* _Information provided_:

▼

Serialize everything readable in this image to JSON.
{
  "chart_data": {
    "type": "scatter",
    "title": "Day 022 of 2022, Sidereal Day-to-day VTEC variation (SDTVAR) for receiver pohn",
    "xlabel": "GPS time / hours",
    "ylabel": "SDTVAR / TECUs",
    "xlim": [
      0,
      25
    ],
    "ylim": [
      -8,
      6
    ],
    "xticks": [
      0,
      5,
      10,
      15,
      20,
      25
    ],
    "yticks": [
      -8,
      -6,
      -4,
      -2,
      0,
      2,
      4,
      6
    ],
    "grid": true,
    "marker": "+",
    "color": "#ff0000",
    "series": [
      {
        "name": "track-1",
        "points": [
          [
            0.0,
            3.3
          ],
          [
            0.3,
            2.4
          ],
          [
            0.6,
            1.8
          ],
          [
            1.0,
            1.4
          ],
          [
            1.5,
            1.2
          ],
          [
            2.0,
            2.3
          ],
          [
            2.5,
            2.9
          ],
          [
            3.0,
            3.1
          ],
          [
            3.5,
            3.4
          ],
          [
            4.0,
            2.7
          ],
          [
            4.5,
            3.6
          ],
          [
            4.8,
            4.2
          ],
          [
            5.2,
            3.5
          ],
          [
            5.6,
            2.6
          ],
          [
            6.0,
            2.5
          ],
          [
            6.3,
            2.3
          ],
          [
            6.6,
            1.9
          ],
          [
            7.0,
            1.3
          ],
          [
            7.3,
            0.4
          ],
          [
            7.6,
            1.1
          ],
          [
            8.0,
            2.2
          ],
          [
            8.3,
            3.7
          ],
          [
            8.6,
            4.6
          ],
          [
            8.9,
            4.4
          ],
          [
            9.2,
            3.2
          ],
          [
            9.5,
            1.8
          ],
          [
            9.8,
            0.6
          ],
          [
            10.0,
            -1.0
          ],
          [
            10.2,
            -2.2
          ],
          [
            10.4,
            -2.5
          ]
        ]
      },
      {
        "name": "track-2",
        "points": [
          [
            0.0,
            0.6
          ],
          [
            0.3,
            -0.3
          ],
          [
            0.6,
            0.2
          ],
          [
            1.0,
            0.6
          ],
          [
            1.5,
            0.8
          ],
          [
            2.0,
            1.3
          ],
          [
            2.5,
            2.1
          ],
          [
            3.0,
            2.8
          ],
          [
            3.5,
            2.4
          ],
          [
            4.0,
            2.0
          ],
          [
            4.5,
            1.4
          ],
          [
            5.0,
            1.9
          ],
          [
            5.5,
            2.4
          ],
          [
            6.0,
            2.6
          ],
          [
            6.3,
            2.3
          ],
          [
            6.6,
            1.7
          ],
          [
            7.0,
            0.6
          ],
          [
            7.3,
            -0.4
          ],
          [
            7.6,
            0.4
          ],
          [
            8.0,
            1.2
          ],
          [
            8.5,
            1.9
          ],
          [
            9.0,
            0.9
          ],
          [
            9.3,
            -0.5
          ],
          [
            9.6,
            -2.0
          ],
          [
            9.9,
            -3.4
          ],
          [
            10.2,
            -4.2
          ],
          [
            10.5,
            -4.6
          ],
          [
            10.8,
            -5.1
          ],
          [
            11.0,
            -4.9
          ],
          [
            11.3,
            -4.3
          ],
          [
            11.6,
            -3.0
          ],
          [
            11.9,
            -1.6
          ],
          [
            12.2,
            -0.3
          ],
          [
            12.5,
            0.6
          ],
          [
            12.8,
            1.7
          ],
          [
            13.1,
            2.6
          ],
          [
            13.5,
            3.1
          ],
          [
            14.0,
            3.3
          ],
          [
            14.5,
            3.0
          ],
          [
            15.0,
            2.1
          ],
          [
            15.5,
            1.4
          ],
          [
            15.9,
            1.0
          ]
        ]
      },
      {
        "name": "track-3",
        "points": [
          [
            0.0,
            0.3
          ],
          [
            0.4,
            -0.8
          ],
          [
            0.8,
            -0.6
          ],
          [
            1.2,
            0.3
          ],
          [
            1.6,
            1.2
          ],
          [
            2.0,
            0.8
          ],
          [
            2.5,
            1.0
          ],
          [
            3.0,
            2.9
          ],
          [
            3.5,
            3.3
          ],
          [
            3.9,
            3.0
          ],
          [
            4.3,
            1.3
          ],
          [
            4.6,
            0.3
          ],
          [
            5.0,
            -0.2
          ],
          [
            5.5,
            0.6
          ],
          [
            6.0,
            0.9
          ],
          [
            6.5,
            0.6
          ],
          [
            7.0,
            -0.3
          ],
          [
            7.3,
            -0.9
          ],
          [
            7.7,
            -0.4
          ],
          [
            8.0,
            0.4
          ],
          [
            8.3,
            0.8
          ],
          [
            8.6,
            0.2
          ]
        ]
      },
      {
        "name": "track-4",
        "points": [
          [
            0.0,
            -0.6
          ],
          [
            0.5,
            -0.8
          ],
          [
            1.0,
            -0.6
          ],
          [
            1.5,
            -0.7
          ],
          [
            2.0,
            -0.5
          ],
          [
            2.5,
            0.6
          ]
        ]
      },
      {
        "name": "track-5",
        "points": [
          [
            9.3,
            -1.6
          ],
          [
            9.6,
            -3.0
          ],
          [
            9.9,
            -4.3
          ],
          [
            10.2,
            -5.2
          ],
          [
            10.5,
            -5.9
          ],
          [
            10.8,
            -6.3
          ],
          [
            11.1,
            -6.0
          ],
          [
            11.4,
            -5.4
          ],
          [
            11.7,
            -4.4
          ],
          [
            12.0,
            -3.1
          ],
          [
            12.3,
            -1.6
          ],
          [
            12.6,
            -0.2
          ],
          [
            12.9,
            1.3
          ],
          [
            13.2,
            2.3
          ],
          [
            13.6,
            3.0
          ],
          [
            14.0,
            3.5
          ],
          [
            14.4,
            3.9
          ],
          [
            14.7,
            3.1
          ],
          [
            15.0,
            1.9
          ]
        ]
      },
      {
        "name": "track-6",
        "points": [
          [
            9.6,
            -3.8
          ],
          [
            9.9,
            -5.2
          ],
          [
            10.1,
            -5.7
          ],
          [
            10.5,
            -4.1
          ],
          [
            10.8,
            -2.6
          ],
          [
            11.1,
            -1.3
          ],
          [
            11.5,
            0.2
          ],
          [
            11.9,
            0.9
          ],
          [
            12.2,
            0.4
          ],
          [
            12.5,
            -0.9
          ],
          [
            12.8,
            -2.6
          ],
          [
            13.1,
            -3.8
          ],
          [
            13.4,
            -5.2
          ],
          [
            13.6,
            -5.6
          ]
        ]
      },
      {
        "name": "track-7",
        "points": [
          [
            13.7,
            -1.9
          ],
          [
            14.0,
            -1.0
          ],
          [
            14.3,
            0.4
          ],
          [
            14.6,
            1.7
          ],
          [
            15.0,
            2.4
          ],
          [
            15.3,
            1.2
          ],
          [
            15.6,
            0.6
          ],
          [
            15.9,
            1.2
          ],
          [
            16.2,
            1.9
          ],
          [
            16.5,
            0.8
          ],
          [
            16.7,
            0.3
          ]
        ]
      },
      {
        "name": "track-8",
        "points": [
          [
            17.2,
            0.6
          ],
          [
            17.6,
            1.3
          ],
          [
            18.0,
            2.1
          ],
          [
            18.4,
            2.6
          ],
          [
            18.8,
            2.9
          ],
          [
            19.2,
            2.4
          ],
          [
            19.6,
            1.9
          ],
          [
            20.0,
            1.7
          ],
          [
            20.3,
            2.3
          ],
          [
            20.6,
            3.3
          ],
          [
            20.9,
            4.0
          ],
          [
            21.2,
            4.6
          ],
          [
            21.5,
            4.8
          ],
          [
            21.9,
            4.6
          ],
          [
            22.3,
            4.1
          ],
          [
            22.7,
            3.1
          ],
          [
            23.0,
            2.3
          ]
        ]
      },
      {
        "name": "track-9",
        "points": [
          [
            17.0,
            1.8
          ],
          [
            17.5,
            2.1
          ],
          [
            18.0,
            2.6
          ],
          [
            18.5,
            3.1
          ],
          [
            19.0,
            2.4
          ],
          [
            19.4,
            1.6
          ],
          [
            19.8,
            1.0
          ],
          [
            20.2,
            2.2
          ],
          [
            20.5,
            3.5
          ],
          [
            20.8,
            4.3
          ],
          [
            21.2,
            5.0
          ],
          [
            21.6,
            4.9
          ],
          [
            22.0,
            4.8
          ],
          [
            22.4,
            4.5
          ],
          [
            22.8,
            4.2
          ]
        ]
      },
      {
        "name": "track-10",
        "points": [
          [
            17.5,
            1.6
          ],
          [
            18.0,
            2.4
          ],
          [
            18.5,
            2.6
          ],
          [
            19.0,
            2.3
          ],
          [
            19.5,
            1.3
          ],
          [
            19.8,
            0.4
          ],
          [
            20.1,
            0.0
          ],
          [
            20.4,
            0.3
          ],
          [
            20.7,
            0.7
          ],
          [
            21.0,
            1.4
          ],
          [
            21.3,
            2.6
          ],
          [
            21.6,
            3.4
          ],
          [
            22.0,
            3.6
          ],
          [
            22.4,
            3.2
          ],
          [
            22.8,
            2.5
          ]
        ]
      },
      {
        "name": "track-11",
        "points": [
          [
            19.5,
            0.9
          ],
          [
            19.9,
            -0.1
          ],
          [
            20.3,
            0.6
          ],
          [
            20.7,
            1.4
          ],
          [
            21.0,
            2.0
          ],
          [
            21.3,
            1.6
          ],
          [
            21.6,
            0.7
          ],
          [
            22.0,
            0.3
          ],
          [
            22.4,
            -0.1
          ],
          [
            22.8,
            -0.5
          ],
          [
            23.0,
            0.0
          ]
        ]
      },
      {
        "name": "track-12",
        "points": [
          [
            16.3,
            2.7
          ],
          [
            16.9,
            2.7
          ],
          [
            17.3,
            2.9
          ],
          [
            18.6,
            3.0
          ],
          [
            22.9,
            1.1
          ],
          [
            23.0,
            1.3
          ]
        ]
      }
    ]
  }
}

▲

Find the string "name" in the records, then copy each line where it occurs.

        "name": "track-1",
        "name": "track-2",
        "name": "track-3",
        "name": "track-4",
        "name": "track-5",
        "name": "track-6",
        "name": "track-7",
        "name": "track-8",
        "name": "track-9",
        "name": "track-10",
        "name": "track-11",
        "name": "track-12",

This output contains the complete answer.